What to work on: From the records, pick out and copy each line containing "color".

Entries:
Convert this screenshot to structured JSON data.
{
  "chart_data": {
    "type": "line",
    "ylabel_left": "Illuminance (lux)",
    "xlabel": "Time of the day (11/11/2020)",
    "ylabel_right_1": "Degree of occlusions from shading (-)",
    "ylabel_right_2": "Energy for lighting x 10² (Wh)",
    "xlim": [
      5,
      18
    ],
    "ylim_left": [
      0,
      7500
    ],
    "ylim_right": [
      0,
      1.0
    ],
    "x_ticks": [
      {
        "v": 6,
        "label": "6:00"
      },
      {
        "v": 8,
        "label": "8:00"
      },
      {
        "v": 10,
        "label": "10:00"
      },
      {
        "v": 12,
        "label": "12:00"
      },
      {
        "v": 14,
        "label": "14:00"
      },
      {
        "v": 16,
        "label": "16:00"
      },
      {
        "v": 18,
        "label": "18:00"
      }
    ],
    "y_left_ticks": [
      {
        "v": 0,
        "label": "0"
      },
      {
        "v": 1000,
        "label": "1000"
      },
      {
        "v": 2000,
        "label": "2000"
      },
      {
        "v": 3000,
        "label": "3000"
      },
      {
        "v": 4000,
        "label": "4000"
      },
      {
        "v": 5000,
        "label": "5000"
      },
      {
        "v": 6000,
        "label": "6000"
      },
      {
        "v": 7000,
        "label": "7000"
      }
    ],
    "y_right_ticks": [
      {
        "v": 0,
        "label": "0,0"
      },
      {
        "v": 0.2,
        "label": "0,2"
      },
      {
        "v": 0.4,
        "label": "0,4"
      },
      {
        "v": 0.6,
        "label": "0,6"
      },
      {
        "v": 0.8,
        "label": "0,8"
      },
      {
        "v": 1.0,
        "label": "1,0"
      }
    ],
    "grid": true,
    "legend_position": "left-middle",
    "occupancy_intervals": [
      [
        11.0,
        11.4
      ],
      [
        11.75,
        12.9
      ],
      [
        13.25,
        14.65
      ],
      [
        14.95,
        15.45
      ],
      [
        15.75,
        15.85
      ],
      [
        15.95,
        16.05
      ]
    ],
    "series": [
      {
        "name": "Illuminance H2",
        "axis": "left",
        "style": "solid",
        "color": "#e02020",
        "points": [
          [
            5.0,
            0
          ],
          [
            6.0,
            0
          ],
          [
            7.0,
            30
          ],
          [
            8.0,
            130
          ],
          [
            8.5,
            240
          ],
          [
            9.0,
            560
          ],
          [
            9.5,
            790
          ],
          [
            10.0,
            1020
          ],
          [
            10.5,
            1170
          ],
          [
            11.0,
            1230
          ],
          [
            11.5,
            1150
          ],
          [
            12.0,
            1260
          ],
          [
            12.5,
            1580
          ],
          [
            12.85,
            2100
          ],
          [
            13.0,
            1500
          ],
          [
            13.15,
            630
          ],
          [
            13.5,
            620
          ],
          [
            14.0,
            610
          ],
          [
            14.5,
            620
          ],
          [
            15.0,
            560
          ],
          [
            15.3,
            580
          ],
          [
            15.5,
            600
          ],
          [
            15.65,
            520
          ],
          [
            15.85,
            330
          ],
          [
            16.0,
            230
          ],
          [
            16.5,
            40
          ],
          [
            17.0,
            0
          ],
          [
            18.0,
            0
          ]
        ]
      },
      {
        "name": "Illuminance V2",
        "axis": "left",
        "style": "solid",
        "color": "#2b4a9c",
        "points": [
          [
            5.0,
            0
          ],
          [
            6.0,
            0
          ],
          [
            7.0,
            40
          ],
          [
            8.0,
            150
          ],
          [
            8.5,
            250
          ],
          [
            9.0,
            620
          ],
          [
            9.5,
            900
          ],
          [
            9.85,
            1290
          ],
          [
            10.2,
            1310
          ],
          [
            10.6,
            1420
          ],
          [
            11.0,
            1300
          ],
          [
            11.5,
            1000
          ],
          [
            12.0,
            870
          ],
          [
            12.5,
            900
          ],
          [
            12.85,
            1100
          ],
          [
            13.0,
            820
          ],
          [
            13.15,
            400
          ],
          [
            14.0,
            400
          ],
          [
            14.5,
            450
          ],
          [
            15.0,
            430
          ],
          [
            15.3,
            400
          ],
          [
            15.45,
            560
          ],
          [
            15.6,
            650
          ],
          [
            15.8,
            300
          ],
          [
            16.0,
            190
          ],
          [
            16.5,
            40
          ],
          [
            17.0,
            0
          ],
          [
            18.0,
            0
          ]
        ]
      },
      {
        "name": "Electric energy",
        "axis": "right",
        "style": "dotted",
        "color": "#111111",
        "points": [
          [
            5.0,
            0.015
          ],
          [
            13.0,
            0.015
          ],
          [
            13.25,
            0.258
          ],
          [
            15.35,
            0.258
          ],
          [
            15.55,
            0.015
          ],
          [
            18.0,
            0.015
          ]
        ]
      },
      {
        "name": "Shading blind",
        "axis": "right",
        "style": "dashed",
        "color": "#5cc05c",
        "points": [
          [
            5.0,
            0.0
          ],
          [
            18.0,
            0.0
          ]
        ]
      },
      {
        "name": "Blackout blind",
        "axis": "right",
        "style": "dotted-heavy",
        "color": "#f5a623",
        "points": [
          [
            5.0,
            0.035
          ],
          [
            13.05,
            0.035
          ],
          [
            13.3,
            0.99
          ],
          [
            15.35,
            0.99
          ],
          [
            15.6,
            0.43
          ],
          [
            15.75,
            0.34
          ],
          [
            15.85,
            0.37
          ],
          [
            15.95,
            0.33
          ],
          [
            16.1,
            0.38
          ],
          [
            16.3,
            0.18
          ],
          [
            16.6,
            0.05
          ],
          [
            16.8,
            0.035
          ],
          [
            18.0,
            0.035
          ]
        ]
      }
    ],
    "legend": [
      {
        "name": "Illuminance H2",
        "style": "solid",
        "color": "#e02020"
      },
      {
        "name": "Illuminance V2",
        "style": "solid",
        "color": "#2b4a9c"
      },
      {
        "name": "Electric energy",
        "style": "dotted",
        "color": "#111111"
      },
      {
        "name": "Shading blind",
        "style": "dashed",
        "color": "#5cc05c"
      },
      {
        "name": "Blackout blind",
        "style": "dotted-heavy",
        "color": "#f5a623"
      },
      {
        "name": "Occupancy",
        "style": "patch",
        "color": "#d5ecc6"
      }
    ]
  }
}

Solution to the problem:
        "color": "#e02020",
        "color": "#2b4a9c",
        "color": "#111111",
        "color": "#5cc05c",
        "color": "#f5a623",
        "color": "#e02020"
        "color": "#2b4a9c"
        "color": "#111111"
        "color": "#5cc05c"
        "color": "#f5a623"
        "color": "#d5ecc6"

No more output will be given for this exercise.